» **Dataset excerpts**:
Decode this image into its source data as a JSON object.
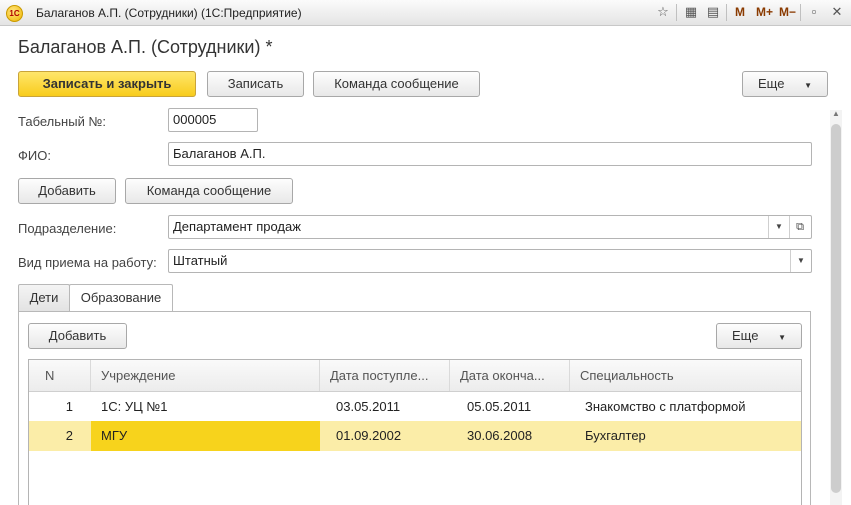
{
  "window": {
    "title": "Балаганов А.П. (Сотрудники)  (1С:Предприятие)",
    "logo": "1С",
    "toolbar": {
      "m": "M",
      "m_plus": "M+",
      "m_minus": "M−"
    },
    "icons": [
      "star-icon",
      "calculator-icon",
      "calendar-icon",
      "minimize-icon",
      "maximize-icon",
      "close-icon"
    ]
  },
  "page": {
    "title": "Балаганов А.П. (Сотрудники) *"
  },
  "commands": {
    "save_close": "Записать и закрыть",
    "save": "Записать",
    "message": "Команда сообщение",
    "more": "Еще"
  },
  "form": {
    "tab_number_label": "Табельный №:",
    "tab_number_value": "000005",
    "fio_label": "ФИО:",
    "fio_value": "Балаганов А.П.",
    "add_button": "Добавить",
    "message_button": "Команда сообщение",
    "department_label": "Подразделение:",
    "department_value": "Департамент продаж",
    "hire_type_label": "Вид приема на работу:",
    "hire_type_value": "Штатный"
  },
  "tabs": [
    {
      "label": "Дети",
      "active": false
    },
    {
      "label": "Образование",
      "active": true
    }
  ],
  "education": {
    "add_button": "Добавить",
    "more_button": "Еще",
    "columns": [
      "N",
      "Учреждение",
      "Дата поступле...",
      "Дата оконча...",
      "Специальность"
    ],
    "rows": [
      {
        "n": "1",
        "institution": "1С: УЦ №1",
        "start": "03.05.2011",
        "end": "05.05.2011",
        "specialty": "Знакомство с платформой",
        "selected": false
      },
      {
        "n": "2",
        "institution": "МГУ",
        "start": "01.09.2002",
        "end": "30.06.2008",
        "specialty": "Бухгалтер",
        "selected": true
      }
    ]
  },
  "colors": {
    "accent": "#f8cc1c",
    "selected_row": "#fbeda8",
    "selected_cell": "#f7d31c"
  }
}
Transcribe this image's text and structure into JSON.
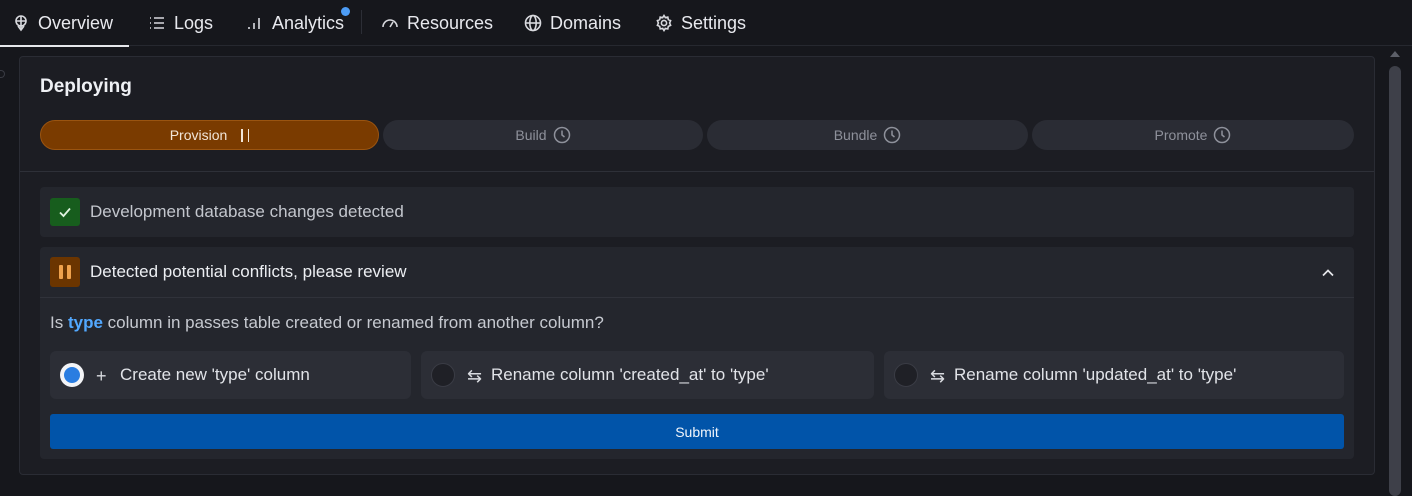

» **What the task requires**: Identify the lines in the entries that hold "JSON" and return each one.

» **Response for this exercise**:
Decode this image into its source data as a JSON object.
Transcribe this image's text and structure into JSON.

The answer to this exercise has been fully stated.